### Extracted information

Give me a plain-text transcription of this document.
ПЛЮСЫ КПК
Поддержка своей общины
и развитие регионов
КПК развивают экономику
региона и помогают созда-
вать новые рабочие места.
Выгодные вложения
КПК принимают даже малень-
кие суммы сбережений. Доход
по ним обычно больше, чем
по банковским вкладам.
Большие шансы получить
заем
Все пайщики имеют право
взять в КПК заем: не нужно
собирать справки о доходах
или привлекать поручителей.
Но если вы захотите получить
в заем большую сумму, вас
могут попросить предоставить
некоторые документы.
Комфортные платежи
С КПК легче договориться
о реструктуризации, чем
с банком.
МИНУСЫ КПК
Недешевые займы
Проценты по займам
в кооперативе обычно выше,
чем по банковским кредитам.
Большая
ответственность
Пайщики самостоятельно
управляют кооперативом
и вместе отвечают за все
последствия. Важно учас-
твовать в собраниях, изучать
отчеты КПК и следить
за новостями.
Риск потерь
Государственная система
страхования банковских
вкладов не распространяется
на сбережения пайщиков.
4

######

## [Requirement]
Return every record, word for word.

## [Solution for this problem]
Give me a plain-text transcription of this document.
ПЛЮСЫ КПК
Поддержка своей общины
и развитие регионов
КПК развивают экономику
региона и помогают созда-
вать новые рабочие места.
Выгодные вложения
КПК принимают даже малень-
кие суммы сбережений. Доход
по ним обычно больше, чем
по банковским вкладам.
Большие шансы получить
заем
Все пайщики имеют право
взять в КПК заем: не нужно
собирать справки о доходах
или привлекать поручителей.
Но если вы захотите получить
в заем большую сумму, вас
могут попросить предоставить
некоторые документы.
Комфортные платежи
С КПК легче договориться
о реструктуризации, чем
с банком.
МИНУСЫ КПК
Недешевые займы
Проценты по займам
в кооперативе обычно выше,
чем по банковским кредитам.
Большая
ответственность
Пайщики самостоятельно
управляют кооперативом
и вместе отвечают за все
последствия. Важно учас-
твовать в собраниях, изучать
отчеты КПК и следить
за новостями.
Риск потерь
Государственная система
страхования банковских
вкладов не распространяется
на сбережения пайщиков.
4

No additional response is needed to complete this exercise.